WHAT IS ASKED: Look for the string "reading" in the lines and copy each line that has it.

DATA SHOWN:
★ ★ ★ ★
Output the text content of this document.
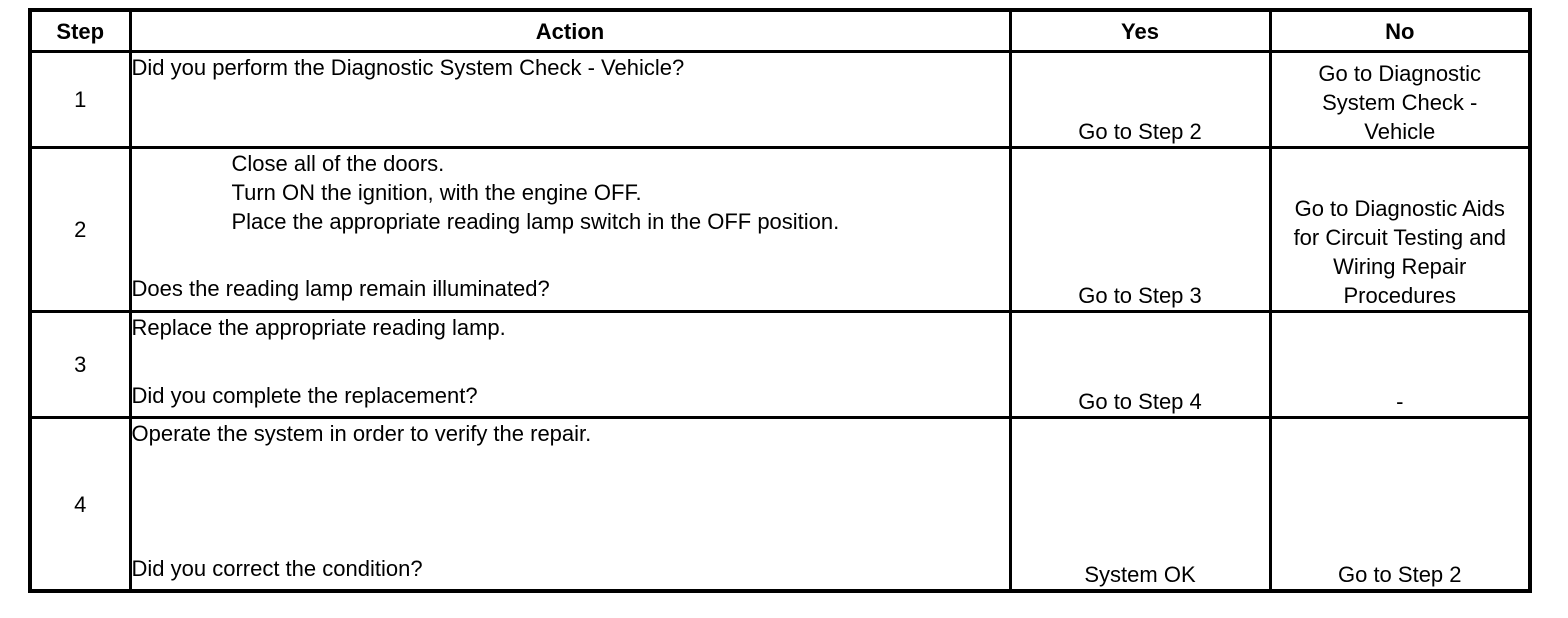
Step	Action	Yes	No
1	Did you perform the Diagnostic System Check - Vehicle?	Go to Step 2	Go to Diagnostic
System Check -
Vehicle

2	Close all of the doors.
Turn ON the ignition, with the engine OFF.
Place the appropriate reading lamp switch in the OFF position.
Does the reading lamp remain illuminated?	Go to Step 3	Go to Diagnostic Aids
for Circuit Testing and
Wiring Repair
Procedures

3	Replace the appropriate reading lamp.
Did you complete the replacement?	Go to Step 4	-
4	Operate the system in order to verify the repair.
Did you correct the condition?	System OK	Go to Step 2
★ ★ ★ ★
SOLUTION TO THIS PROBLEM:
Place the appropriate reading lamp switch in the OFF position.
Does the reading lamp remain illuminated?	Go to Step 3	Go to Diagnostic Aids
3	Replace the appropriate reading lamp.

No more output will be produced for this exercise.